▶ Brief
Every line with the word "rays" in it should be extracted from the data that follows.

▶ Dataset entries
═══
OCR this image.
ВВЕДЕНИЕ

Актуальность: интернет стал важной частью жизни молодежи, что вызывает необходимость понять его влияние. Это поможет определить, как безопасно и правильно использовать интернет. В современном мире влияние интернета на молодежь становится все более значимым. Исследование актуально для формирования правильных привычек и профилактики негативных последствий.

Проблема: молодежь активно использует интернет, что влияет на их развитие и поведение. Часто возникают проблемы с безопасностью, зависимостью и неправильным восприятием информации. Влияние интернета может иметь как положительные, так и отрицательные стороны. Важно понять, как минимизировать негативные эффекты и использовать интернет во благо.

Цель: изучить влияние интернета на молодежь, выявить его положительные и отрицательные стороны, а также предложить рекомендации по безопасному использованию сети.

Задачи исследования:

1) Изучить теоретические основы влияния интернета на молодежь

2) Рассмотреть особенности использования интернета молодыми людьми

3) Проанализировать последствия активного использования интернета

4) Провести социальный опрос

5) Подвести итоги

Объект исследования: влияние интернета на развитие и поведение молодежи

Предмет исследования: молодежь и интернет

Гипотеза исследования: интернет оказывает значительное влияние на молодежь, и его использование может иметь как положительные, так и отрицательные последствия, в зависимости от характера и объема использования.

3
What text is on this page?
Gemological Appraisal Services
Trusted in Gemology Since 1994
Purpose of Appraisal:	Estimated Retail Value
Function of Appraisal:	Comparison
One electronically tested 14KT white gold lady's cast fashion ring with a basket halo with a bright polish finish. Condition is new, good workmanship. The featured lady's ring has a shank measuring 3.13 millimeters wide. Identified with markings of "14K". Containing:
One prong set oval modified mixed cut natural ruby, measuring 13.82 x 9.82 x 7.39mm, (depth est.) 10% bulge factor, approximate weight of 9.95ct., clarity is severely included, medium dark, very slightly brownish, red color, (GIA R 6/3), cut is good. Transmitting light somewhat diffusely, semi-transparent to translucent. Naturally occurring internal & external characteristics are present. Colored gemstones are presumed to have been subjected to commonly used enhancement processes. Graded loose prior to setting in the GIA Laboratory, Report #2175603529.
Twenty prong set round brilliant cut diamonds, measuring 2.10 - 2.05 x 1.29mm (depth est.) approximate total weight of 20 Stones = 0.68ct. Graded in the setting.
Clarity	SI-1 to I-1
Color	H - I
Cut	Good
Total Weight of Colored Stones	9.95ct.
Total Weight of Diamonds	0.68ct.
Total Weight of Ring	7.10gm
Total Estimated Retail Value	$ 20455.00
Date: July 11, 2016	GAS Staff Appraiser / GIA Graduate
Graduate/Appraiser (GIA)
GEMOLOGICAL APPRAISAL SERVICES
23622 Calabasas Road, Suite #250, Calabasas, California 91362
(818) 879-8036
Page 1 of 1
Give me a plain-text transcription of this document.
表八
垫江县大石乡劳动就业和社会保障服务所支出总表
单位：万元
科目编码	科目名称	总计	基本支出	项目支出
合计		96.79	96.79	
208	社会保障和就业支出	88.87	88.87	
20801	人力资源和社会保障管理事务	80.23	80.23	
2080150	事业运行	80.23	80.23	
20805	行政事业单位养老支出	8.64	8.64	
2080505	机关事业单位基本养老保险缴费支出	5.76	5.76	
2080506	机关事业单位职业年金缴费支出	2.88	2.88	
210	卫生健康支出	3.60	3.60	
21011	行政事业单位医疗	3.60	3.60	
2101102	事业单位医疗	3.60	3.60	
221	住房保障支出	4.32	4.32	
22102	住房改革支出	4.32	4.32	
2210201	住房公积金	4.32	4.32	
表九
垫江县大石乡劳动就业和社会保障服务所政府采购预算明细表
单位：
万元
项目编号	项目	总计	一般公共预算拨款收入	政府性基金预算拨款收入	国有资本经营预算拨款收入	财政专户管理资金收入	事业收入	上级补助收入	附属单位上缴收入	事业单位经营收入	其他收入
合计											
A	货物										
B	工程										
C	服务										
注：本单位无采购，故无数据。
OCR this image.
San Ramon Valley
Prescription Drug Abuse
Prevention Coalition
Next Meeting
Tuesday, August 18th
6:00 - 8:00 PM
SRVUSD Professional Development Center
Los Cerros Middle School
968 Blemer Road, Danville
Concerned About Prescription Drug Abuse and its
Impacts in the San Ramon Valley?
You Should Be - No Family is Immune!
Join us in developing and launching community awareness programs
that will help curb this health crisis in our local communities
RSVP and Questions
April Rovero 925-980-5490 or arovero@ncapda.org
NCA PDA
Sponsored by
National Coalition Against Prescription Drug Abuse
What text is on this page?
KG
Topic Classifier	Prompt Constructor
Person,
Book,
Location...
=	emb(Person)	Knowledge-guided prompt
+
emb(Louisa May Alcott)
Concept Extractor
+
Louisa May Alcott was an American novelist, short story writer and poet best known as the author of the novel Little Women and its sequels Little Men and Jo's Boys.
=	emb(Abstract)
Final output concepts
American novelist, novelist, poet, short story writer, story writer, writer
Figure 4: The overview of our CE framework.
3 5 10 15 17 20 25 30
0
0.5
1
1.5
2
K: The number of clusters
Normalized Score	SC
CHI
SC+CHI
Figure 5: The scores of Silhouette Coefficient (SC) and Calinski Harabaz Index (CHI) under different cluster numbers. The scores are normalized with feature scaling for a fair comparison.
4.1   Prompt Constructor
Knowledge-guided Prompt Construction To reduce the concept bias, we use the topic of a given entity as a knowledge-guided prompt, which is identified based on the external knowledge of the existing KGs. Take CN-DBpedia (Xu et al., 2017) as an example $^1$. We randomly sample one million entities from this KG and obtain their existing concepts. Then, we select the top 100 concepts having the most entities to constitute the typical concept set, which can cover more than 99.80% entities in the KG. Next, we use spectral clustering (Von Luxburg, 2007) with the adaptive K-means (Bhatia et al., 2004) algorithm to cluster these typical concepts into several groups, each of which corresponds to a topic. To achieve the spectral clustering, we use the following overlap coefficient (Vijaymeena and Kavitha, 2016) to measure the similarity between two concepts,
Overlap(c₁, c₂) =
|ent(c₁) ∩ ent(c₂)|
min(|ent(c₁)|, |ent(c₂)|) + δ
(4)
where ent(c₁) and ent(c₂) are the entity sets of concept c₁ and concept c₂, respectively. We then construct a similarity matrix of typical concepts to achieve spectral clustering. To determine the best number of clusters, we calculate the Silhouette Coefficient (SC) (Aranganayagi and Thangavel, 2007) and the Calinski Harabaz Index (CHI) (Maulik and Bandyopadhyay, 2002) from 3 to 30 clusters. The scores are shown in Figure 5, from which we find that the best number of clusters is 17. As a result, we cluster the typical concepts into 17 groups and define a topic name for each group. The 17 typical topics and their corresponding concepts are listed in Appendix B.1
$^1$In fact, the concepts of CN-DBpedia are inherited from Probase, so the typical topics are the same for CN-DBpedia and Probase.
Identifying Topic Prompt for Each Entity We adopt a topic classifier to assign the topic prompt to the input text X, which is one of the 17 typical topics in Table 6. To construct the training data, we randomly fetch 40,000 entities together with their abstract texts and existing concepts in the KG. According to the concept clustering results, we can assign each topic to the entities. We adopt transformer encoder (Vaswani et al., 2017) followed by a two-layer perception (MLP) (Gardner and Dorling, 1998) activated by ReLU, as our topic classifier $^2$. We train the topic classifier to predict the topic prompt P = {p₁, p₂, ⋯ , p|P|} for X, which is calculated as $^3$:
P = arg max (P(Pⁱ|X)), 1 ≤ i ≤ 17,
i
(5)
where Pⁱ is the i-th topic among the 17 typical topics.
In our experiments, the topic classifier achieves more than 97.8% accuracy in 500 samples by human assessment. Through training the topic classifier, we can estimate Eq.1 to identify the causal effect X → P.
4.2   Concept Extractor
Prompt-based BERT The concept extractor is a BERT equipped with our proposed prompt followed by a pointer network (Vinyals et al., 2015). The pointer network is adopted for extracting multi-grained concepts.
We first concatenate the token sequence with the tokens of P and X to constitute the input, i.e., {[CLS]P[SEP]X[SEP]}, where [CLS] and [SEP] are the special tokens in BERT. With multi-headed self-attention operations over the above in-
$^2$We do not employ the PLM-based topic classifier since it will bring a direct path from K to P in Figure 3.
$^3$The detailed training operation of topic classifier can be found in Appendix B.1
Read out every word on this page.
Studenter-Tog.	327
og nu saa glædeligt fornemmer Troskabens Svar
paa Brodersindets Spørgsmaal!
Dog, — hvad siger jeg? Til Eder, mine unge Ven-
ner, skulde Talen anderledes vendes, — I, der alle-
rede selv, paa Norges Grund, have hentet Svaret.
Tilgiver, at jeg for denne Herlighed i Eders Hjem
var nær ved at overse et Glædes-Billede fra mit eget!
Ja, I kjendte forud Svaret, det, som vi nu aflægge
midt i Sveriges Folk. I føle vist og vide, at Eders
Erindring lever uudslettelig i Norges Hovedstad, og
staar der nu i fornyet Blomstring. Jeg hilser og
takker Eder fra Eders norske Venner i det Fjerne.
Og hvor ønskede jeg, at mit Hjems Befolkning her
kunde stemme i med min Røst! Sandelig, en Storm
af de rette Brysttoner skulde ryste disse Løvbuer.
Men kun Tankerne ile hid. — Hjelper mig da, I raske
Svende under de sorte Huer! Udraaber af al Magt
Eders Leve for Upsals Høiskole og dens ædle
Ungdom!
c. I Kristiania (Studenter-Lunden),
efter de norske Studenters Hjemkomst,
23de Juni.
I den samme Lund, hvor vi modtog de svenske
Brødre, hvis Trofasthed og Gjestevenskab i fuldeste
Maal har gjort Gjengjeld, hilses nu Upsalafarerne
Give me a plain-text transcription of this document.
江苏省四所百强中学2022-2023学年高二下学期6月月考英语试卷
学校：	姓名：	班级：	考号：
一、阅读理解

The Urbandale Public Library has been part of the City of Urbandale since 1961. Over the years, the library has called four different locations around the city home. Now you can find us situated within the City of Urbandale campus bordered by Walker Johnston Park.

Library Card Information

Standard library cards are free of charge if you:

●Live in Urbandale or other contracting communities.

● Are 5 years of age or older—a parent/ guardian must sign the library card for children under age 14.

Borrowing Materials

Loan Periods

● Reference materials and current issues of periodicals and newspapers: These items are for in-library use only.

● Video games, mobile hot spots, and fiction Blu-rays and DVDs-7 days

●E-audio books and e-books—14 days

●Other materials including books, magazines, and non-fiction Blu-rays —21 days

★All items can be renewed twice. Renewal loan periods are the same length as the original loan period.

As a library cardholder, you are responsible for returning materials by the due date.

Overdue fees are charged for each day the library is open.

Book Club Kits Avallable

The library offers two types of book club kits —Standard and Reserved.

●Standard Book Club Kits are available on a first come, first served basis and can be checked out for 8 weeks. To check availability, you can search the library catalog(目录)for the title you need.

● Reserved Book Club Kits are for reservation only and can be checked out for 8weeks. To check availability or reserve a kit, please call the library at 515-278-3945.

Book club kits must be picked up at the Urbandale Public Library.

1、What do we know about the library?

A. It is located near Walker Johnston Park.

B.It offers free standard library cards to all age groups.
═══
▶ Worked answer
● Video games, mobile hot spots, and fiction Blu-rays and DVDs-7 days
●Other materials including books, magazines, and non-fiction Blu-rays —21 days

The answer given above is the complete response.